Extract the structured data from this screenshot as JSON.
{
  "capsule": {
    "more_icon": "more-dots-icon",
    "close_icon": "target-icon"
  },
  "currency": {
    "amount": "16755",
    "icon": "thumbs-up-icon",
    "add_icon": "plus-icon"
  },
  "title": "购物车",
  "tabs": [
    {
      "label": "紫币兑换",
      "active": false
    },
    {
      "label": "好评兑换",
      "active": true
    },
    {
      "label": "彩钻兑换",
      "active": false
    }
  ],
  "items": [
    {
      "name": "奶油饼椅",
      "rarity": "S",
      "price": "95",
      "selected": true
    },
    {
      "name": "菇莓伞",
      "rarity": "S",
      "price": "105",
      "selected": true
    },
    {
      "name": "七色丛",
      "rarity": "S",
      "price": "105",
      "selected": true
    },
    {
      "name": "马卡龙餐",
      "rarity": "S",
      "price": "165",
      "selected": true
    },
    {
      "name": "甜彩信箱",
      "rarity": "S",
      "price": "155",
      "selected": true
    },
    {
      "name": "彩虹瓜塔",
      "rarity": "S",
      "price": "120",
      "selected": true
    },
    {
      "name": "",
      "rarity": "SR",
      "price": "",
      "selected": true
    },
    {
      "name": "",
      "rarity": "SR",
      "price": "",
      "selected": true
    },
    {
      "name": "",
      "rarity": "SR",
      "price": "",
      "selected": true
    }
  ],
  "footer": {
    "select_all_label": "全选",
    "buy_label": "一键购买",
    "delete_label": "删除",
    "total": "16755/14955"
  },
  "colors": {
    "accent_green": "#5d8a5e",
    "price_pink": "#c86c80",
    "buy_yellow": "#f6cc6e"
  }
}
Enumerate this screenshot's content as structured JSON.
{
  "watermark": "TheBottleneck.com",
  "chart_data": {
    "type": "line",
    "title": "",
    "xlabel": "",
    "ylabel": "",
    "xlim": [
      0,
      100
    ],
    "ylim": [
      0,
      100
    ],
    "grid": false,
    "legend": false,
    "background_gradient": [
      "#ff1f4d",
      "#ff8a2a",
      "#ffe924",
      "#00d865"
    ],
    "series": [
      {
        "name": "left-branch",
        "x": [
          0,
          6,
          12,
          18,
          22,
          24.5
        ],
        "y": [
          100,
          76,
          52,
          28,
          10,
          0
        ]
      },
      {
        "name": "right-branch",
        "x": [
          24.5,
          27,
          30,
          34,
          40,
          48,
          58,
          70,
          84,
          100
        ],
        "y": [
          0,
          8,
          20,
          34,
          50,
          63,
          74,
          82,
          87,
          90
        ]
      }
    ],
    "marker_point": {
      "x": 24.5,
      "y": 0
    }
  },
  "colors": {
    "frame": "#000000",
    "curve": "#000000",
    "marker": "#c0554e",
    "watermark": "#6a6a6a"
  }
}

▸ CHALLENGE
Transcribe the data above in full, exactly.

▸ EXPECTED ANSWER
Extract the structured data from this screenshot as JSON.
{
  "capsule": {
    "more_icon": "more-dots-icon",
    "close_icon": "target-icon"
  },
  "currency": {
    "amount": "16755",
    "icon": "thumbs-up-icon",
    "add_icon": "plus-icon"
  },
  "title": "购物车",
  "tabs": [
    {
      "label": "紫币兑换",
      "active": false
    },
    {
      "label": "好评兑换",
      "active": true
    },
    {
      "label": "彩钻兑换",
      "active": false
    }
  ],
  "items": [
    {
      "name": "奶油饼椅",
      "rarity": "S",
      "price": "95",
      "selected": true
    },
    {
      "name": "菇莓伞",
      "rarity": "S",
      "price": "105",
      "selected": true
    },
    {
      "name": "七色丛",
      "rarity": "S",
      "price": "105",
      "selected": true
    },
    {
      "name": "马卡龙餐",
      "rarity": "S",
      "price": "165",
      "selected": true
    },
    {
      "name": "甜彩信箱",
      "rarity": "S",
      "price": "155",
      "selected": true
    },
    {
      "name": "彩虹瓜塔",
      "rarity": "S",
      "price": "120",
      "selected": true
    },
    {
      "name": "",
      "rarity": "SR",
      "price": "",
      "selected": true
    },
    {
      "name": "",
      "rarity": "SR",
      "price": "",
      "selected": true
    },
    {
      "name": "",
      "rarity": "SR",
      "price": "",
      "selected": true
    }
  ],
  "footer": {
    "select_all_label": "全选",
    "buy_label": "一键购买",
    "delete_label": "删除",
    "total": "16755/14955"
  },
  "colors": {
    "accent_green": "#5d8a5e",
    "price_pink": "#c86c80",
    "buy_yellow": "#f6cc6e"
  }
}
Enumerate this screenshot's content as structured JSON.
{
  "watermark": "TheBottleneck.com",
  "chart_data": {
    "type": "line",
    "title": "",
    "xlabel": "",
    "ylabel": "",
    "xlim": [
      0,
      100
    ],
    "ylim": [
      0,
      100
    ],
    "grid": false,
    "legend": false,
    "background_gradient": [
      "#ff1f4d",
      "#ff8a2a",
      "#ffe924",
      "#00d865"
    ],
    "series": [
      {
        "name": "left-branch",
        "x": [
          0,
          6,
          12,
          18,
          22,
          24.5
        ],
        "y": [
          100,
          76,
          52,
          28,
          10,
          0
        ]
      },
      {
        "name": "right-branch",
        "x": [
          24.5,
          27,
          30,
          34,
          40,
          48,
          58,
          70,
          84,
          100
        ],
        "y": [
          0,
          8,
          20,
          34,
          50,
          63,
          74,
          82,
          87,
          90
        ]
      }
    ],
    "marker_point": {
      "x": 24.5,
      "y": 0
    }
  },
  "colors": {
    "frame": "#000000",
    "curve": "#000000",
    "marker": "#c0554e",
    "watermark": "#6a6a6a"
  }
}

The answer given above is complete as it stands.